* Start EXTRACTED MATERIAL *

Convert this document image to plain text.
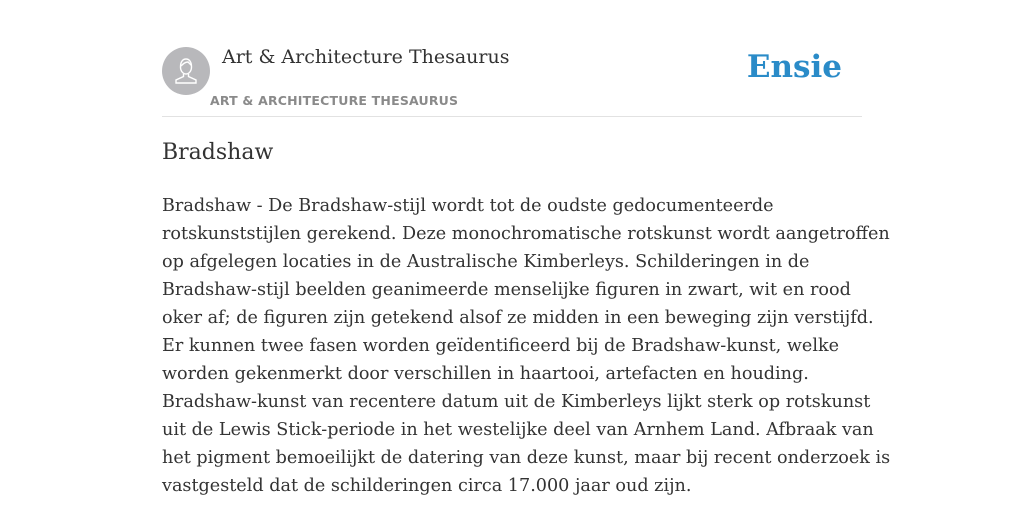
Art & Architecture Thesaurus
ART & ARCHITECTURE THESAURUS
Ensie
Bradshaw
Bradshaw - De Bradshaw-stijl wordt tot de oudste gedocumenteerde
rotskunststijlen gerekend. Deze monochromatische rotskunst wordt aangetroffen
op afgelegen locaties in de Australische Kimberleys. Schilderingen in de
Bradshaw-stijl beelden geanimeerde menselijke figuren in zwart, wit en rood
oker af; de figuren zijn getekend alsof ze midden in een beweging zijn verstijfd.
Er kunnen twee fasen worden geïdentificeerd bij de Bradshaw-kunst, welke
worden gekenmerkt door verschillen in haartooi, artefacten en houding.
Bradshaw-kunst van recentere datum uit de Kimberleys lijkt sterk op rotskunst
uit de Lewis Stick-periode in het westelijke deel van Arnhem Land. Afbraak van
het pigment bemoeilijkt de datering van deze kunst, maar bij recent onderzoek is
vastgesteld dat de schilderingen circa 17.000 jaar oud zijn.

* End EXTRACTED MATERIAL *

- WHAT THE EXERCISE ASKS:
Wherever a line in the data above holds "Kimberleys", copy that line.

- TASK RESPONSE:
op afgelegen locaties in de Australische Kimberleys. Schilderingen in de
Bradshaw-kunst van recentere datum uit de Kimberleys lijkt sterk op rotskunst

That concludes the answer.